• DATASET EXTRACT:
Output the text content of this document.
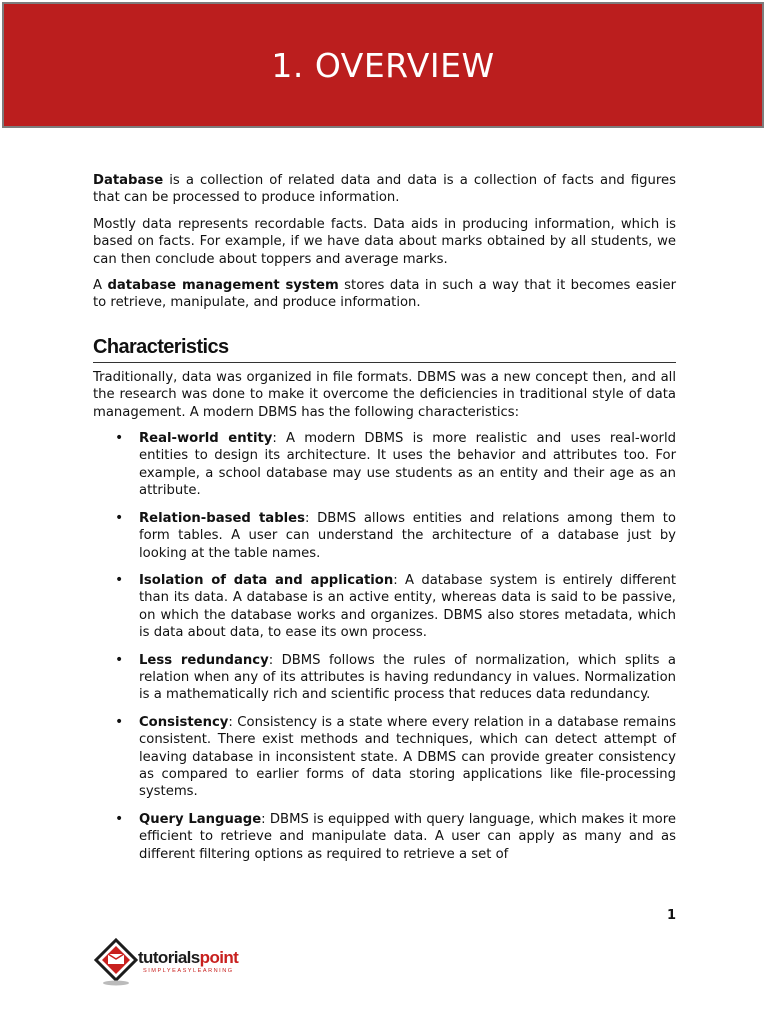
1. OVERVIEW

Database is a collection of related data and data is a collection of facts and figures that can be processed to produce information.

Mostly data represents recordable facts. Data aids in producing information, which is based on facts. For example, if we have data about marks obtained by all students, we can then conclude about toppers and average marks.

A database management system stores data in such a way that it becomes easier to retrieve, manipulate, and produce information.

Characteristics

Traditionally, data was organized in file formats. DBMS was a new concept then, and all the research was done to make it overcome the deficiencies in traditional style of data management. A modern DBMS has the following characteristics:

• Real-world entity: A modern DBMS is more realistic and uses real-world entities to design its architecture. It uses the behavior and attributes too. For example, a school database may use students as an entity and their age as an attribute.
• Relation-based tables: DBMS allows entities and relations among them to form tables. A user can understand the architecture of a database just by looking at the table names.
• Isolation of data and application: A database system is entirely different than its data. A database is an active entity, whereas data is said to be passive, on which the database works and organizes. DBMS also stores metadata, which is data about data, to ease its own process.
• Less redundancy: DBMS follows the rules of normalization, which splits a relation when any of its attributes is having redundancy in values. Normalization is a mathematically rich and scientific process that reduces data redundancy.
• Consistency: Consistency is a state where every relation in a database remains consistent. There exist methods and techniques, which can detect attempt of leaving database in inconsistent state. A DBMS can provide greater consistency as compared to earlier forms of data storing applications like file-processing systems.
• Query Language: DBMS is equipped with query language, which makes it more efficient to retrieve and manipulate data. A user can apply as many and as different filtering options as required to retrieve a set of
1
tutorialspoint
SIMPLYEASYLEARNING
---
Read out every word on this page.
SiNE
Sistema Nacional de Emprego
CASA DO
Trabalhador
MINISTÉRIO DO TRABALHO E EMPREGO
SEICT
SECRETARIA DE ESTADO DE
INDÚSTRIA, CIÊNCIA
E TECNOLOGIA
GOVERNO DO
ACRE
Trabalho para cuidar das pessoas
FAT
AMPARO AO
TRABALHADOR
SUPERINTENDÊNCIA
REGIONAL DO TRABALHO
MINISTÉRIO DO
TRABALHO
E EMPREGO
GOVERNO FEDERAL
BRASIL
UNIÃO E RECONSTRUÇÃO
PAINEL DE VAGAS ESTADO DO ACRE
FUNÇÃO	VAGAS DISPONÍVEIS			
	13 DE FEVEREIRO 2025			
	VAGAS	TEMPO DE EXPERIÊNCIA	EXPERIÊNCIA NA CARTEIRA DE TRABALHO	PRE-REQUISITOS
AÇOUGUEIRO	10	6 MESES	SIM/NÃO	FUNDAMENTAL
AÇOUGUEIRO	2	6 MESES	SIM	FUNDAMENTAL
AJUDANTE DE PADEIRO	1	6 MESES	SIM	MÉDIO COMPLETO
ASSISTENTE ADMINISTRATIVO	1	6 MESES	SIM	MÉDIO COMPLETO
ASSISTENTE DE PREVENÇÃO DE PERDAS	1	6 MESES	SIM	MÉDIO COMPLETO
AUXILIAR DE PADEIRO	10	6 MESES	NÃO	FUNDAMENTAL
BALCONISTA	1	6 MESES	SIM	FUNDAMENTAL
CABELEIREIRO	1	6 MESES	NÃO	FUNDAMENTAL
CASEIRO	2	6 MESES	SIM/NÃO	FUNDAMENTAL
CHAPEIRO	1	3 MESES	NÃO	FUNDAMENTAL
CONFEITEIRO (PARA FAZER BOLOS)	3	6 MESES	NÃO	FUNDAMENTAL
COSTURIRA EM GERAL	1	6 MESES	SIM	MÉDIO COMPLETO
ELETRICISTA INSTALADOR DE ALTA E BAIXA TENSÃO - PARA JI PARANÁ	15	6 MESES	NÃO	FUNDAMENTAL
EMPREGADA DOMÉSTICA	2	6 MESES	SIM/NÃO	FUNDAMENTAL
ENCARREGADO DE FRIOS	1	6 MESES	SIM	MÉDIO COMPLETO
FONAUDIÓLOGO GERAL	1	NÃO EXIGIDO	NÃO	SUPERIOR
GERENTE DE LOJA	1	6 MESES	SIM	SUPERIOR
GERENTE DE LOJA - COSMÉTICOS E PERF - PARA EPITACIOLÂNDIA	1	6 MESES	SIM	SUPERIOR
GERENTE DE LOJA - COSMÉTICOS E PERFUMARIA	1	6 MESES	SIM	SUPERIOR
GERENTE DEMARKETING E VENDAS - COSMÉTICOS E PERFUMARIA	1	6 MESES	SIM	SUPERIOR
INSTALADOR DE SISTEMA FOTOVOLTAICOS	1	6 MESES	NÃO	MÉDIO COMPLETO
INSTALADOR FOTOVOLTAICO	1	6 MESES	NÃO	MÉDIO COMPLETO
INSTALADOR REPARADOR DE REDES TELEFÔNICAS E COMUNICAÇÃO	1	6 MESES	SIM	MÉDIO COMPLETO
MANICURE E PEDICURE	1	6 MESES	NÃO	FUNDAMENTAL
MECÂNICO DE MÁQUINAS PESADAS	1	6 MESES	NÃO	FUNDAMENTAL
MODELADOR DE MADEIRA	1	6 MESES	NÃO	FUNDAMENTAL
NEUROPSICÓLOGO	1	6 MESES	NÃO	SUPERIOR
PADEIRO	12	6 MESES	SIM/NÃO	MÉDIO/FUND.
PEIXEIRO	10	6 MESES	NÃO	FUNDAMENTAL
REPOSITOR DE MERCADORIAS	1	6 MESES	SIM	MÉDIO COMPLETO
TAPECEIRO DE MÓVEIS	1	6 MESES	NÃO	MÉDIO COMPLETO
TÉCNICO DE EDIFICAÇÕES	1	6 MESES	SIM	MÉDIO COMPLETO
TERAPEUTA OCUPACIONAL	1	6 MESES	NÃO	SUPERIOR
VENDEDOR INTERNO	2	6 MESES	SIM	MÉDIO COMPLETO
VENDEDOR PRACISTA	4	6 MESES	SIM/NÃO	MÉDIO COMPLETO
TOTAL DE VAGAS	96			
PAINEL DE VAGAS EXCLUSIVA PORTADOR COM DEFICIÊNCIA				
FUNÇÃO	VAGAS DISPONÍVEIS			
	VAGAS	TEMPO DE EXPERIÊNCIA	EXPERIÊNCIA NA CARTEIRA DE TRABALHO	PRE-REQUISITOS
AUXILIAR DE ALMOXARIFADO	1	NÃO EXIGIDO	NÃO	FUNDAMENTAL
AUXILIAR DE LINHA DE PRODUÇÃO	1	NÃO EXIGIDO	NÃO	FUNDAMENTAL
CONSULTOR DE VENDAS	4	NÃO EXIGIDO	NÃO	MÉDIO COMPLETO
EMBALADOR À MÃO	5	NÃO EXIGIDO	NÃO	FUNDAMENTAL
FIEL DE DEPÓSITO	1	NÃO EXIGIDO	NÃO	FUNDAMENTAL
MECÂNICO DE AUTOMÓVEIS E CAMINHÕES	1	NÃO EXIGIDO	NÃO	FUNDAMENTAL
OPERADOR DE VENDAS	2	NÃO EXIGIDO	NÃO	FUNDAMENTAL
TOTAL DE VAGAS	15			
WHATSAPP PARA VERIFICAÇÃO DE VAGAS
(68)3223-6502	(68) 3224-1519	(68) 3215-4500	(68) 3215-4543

• TASK INSTRUCTIONS: Track down every line of the material containing the string "different", and copy it.

• WRITTEN SOLUTION:
• Isolation of data and application: A database system is entirely different than its data. A database is an active entity, whereas data is said to be passive, on which the database works and organizes. DBMS also stores metadata, which is data about data, to ease its own process.
• Query Language: DBMS is equipped with query language, which makes it more efficient to retrieve and manipulate data. A user can apply as many and as different filtering options as required to retrieve a set of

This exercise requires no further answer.